WHAT IS REQUIRED. Give every line from the entries that contains "this".

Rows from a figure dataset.
** BEGIN **

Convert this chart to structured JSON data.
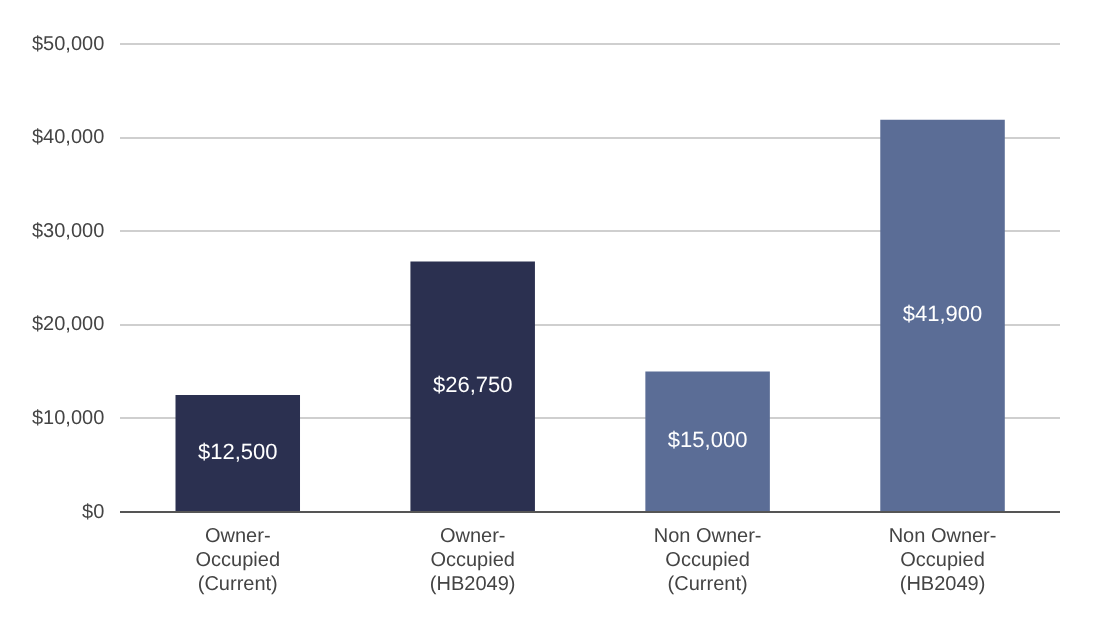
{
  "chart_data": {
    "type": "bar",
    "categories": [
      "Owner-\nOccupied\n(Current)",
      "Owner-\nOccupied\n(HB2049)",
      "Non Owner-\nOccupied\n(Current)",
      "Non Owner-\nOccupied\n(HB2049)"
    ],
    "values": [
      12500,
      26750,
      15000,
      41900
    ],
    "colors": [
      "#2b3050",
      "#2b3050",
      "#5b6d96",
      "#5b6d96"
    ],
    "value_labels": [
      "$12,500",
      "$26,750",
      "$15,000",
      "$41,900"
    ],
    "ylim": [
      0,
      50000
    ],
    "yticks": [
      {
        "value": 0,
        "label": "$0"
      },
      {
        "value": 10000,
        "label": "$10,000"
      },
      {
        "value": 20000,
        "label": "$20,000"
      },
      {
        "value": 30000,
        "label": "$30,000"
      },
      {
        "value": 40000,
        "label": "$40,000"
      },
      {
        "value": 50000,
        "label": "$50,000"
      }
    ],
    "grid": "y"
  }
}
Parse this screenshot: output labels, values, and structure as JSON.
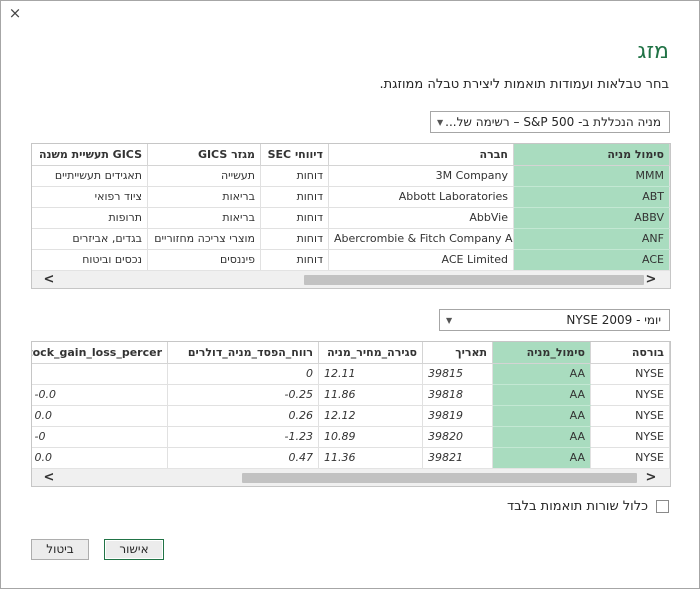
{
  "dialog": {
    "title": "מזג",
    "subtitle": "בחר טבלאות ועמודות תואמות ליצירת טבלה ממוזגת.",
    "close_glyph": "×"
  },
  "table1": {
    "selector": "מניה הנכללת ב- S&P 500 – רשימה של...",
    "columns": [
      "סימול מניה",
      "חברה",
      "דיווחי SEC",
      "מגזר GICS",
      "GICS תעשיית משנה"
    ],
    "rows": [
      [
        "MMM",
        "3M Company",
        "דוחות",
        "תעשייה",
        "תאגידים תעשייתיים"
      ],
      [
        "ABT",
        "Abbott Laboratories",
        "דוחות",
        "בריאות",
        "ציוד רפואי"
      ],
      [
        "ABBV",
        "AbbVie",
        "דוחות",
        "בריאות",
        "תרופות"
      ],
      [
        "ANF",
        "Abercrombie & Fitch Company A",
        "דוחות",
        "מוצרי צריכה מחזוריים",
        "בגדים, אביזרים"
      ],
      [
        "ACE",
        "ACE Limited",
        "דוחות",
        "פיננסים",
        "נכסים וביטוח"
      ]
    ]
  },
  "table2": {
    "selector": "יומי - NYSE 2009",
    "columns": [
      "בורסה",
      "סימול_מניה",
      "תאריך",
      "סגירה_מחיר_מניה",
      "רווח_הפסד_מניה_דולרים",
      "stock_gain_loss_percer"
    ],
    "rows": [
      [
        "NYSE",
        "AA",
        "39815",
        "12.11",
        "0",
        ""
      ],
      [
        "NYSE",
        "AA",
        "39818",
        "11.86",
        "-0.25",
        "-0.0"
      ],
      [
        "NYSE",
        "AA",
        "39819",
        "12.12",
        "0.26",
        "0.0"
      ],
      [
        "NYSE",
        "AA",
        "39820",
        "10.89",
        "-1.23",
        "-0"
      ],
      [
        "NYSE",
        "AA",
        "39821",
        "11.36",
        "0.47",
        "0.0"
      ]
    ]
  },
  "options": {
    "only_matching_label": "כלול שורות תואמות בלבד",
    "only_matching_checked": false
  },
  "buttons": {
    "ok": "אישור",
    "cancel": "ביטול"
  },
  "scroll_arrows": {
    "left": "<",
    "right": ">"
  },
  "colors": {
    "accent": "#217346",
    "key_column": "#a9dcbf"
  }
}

** END **
** BEGIN **

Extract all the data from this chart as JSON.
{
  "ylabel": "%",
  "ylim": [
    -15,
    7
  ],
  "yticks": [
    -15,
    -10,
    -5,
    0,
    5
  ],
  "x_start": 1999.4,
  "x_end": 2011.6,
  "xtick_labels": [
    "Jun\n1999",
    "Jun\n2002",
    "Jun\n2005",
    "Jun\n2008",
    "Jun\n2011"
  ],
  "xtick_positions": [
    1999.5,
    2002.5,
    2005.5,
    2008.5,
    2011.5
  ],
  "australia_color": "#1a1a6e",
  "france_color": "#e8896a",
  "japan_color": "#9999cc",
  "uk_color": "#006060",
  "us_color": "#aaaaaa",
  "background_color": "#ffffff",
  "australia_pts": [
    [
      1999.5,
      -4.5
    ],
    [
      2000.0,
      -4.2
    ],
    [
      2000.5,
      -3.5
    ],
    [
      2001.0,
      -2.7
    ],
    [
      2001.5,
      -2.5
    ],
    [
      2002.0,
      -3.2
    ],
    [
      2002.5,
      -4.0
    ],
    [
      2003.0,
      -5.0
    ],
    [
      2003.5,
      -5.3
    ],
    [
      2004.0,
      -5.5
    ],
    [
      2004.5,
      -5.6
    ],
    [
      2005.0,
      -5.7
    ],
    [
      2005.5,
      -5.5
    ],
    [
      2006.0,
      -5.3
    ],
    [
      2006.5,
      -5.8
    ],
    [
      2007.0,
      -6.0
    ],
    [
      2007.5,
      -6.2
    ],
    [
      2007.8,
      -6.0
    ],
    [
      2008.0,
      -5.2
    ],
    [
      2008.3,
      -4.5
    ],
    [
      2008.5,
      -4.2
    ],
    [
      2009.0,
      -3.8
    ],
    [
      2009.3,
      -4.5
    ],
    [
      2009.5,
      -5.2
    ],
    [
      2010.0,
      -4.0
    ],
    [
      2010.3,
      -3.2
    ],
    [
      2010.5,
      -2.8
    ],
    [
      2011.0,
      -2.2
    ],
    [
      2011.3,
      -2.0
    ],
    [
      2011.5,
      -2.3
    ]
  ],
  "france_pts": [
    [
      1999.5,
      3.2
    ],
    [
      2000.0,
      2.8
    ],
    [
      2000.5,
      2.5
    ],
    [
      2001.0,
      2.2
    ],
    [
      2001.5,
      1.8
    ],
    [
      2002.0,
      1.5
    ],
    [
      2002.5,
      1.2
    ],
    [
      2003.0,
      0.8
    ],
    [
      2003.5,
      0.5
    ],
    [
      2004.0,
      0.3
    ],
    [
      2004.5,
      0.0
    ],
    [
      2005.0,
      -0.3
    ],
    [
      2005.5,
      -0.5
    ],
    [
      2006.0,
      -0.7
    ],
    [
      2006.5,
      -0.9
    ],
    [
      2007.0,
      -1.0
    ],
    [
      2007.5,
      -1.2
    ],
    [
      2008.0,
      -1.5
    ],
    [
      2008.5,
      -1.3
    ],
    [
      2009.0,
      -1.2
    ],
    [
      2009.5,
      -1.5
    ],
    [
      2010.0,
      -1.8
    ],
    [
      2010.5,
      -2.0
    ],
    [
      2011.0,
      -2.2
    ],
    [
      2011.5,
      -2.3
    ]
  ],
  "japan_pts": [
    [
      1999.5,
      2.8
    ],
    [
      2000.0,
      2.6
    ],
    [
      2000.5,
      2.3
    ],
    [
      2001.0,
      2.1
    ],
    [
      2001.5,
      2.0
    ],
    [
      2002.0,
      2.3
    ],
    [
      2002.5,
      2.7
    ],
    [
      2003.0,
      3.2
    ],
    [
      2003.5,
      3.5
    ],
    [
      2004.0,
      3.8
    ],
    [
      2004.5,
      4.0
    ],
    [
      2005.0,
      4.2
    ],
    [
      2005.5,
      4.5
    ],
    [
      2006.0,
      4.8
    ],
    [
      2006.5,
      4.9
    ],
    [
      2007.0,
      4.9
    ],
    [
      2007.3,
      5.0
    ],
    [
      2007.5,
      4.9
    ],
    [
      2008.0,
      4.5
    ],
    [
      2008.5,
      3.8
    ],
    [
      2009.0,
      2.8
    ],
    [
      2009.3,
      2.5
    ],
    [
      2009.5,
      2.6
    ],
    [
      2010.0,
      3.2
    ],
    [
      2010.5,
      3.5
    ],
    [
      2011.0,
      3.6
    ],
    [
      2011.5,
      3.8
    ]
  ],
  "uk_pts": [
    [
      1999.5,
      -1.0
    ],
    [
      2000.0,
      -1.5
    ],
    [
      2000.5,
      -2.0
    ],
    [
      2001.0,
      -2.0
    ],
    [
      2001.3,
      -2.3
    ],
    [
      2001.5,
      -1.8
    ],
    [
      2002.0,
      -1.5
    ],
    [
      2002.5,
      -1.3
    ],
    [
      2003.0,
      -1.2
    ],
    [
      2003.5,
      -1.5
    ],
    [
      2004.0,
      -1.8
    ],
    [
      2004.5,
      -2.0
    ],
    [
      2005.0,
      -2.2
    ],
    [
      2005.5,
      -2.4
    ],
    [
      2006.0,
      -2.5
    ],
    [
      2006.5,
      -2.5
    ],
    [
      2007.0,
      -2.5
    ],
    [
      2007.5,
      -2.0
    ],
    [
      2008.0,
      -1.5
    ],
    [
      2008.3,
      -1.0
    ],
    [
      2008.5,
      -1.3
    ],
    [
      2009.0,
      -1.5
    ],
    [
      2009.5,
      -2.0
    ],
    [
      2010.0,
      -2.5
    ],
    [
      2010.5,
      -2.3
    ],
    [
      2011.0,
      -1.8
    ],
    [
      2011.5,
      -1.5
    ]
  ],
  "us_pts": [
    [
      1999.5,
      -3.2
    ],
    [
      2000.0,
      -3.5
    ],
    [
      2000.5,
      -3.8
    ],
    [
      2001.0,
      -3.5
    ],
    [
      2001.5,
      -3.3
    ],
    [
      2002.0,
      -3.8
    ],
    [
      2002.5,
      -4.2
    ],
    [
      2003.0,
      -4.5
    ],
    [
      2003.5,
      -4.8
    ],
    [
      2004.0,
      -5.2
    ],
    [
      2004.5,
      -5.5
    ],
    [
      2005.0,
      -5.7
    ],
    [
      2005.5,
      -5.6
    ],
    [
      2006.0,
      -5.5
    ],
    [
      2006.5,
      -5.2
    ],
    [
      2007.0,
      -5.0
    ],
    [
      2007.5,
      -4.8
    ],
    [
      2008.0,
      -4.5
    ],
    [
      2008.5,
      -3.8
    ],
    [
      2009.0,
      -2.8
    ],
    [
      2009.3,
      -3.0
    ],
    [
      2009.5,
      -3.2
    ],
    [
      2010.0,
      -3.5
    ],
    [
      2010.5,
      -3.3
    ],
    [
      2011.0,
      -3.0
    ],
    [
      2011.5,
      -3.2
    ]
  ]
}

** END **
** BEGIN **

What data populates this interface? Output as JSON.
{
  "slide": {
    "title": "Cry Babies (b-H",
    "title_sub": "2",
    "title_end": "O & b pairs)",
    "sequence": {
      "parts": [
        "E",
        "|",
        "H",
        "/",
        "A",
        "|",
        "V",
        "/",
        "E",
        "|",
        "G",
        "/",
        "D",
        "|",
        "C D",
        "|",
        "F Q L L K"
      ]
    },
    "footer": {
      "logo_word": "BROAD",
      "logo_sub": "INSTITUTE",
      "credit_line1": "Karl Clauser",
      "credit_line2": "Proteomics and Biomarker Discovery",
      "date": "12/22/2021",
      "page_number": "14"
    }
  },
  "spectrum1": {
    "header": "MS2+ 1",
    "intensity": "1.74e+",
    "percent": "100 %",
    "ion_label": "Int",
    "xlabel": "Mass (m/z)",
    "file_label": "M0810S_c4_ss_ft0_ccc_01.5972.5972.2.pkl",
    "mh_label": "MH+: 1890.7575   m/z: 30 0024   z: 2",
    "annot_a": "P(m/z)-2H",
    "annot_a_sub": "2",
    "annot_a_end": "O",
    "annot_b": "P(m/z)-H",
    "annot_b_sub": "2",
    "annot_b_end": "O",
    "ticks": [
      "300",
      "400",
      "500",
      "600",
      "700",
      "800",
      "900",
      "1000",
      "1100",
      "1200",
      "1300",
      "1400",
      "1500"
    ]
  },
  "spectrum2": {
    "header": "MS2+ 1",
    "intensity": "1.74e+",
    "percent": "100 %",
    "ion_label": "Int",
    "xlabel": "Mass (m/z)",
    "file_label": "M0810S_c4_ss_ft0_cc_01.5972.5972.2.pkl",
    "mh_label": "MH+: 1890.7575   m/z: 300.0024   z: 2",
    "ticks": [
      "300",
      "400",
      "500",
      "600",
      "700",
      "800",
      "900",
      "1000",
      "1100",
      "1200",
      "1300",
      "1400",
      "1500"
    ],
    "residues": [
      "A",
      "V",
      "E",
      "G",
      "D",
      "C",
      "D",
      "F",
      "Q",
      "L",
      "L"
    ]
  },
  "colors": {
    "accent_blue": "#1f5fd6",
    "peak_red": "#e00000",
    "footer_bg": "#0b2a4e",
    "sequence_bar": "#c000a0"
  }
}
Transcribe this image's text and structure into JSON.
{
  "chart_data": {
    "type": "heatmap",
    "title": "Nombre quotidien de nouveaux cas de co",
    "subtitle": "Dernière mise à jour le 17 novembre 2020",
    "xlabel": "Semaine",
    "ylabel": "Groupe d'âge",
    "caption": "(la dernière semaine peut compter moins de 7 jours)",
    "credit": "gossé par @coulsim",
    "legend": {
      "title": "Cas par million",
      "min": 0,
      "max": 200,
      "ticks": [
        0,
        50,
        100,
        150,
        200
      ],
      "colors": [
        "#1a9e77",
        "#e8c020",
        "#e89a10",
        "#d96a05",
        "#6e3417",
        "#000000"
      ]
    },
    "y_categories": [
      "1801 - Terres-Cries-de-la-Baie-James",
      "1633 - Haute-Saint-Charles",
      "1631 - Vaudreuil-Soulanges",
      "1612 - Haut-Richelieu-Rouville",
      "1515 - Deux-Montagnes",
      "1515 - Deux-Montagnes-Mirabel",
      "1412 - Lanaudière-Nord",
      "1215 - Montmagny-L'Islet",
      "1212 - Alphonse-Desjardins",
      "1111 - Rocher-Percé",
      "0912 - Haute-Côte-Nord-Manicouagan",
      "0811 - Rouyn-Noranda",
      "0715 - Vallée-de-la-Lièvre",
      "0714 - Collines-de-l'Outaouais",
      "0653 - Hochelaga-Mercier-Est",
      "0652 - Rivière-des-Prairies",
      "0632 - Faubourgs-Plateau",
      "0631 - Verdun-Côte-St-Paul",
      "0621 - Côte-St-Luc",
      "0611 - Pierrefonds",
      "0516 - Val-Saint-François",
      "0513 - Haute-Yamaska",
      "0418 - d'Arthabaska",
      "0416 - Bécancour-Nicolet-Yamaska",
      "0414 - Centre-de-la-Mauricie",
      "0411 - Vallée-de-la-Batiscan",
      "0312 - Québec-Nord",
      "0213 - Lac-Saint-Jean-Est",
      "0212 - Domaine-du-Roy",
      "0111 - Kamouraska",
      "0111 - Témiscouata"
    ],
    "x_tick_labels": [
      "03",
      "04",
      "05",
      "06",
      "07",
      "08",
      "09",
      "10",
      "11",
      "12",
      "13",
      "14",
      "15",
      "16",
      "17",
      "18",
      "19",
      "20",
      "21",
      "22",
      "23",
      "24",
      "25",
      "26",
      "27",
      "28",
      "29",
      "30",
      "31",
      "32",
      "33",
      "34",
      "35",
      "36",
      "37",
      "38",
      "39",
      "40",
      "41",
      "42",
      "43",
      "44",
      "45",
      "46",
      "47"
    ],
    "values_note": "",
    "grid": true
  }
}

** END **

WRITTEN RESPONSE.
Convert this chart to structured JSON data.
Parse this screenshot: output labels, values, and structure as JSON.
Extract all the data from this chart as JSON.
What data populates this interface? Output as JSON.
Transcribe this image's text and structure into JSON.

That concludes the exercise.